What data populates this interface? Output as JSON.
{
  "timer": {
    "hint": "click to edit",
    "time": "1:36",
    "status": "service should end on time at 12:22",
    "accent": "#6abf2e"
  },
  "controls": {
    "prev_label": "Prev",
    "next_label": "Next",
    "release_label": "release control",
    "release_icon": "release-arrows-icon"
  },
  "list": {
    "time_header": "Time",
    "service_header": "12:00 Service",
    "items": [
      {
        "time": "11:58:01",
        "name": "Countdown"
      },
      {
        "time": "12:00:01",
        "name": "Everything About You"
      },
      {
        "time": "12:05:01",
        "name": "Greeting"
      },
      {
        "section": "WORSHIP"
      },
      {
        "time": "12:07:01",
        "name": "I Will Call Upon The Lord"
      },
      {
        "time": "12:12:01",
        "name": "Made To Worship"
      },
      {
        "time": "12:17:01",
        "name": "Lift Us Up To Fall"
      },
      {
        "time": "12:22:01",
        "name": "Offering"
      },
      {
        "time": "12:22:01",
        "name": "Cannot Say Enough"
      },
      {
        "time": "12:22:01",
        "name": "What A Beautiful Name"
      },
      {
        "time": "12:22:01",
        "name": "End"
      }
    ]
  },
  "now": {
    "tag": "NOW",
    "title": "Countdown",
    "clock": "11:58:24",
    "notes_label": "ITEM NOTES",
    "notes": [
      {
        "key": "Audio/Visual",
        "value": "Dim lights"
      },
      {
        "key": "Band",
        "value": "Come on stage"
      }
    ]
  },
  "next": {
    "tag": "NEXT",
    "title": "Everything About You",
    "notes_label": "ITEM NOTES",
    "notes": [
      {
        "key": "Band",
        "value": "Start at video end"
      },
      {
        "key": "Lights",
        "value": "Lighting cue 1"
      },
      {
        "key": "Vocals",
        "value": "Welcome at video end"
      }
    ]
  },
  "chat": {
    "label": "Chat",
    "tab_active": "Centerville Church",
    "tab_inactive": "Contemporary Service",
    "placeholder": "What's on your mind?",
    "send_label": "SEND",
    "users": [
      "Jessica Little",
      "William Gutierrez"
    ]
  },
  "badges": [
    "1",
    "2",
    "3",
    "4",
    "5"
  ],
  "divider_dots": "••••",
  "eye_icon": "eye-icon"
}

★ ★ ★

### Work to be completed:
Copy all the records above exactly, missing none.

### Written reply:
What data populates this interface? Output as JSON.
{
  "timer": {
    "hint": "click to edit",
    "time": "1:36",
    "status": "service should end on time at 12:22",
    "accent": "#6abf2e"
  },
  "controls": {
    "prev_label": "Prev",
    "next_label": "Next",
    "release_label": "release control",
    "release_icon": "release-arrows-icon"
  },
  "list": {
    "time_header": "Time",
    "service_header": "12:00 Service",
    "items": [
      {
        "time": "11:58:01",
        "name": "Countdown"
      },
      {
        "time": "12:00:01",
        "name": "Everything About You"
      },
      {
        "time": "12:05:01",
        "name": "Greeting"
      },
      {
        "section": "WORSHIP"
      },
      {
        "time": "12:07:01",
        "name": "I Will Call Upon The Lord"
      },
      {
        "time": "12:12:01",
        "name": "Made To Worship"
      },
      {
        "time": "12:17:01",
        "name": "Lift Us Up To Fall"
      },
      {
        "time": "12:22:01",
        "name": "Offering"
      },
      {
        "time": "12:22:01",
        "name": "Cannot Say Enough"
      },
      {
        "time": "12:22:01",
        "name": "What A Beautiful Name"
      },
      {
        "time": "12:22:01",
        "name": "End"
      }
    ]
  },
  "now": {
    "tag": "NOW",
    "title": "Countdown",
    "clock": "11:58:24",
    "notes_label": "ITEM NOTES",
    "notes": [
      {
        "key": "Audio/Visual",
        "value": "Dim lights"
      },
      {
        "key": "Band",
        "value": "Come on stage"
      }
    ]
  },
  "next": {
    "tag": "NEXT",
    "title": "Everything About You",
    "notes_label": "ITEM NOTES",
    "notes": [
      {
        "key": "Band",
        "value": "Start at video end"
      },
      {
        "key": "Lights",
        "value": "Lighting cue 1"
      },
      {
        "key": "Vocals",
        "value": "Welcome at video end"
      }
    ]
  },
  "chat": {
    "label": "Chat",
    "tab_active": "Centerville Church",
    "tab_inactive": "Contemporary Service",
    "placeholder": "What's on your mind?",
    "send_label": "SEND",
    "users": [
      "Jessica Little",
      "William Gutierrez"
    ]
  },
  "badges": [
    "1",
    "2",
    "3",
    "4",
    "5"
  ],
  "divider_dots": "••••",
  "eye_icon": "eye-icon"
}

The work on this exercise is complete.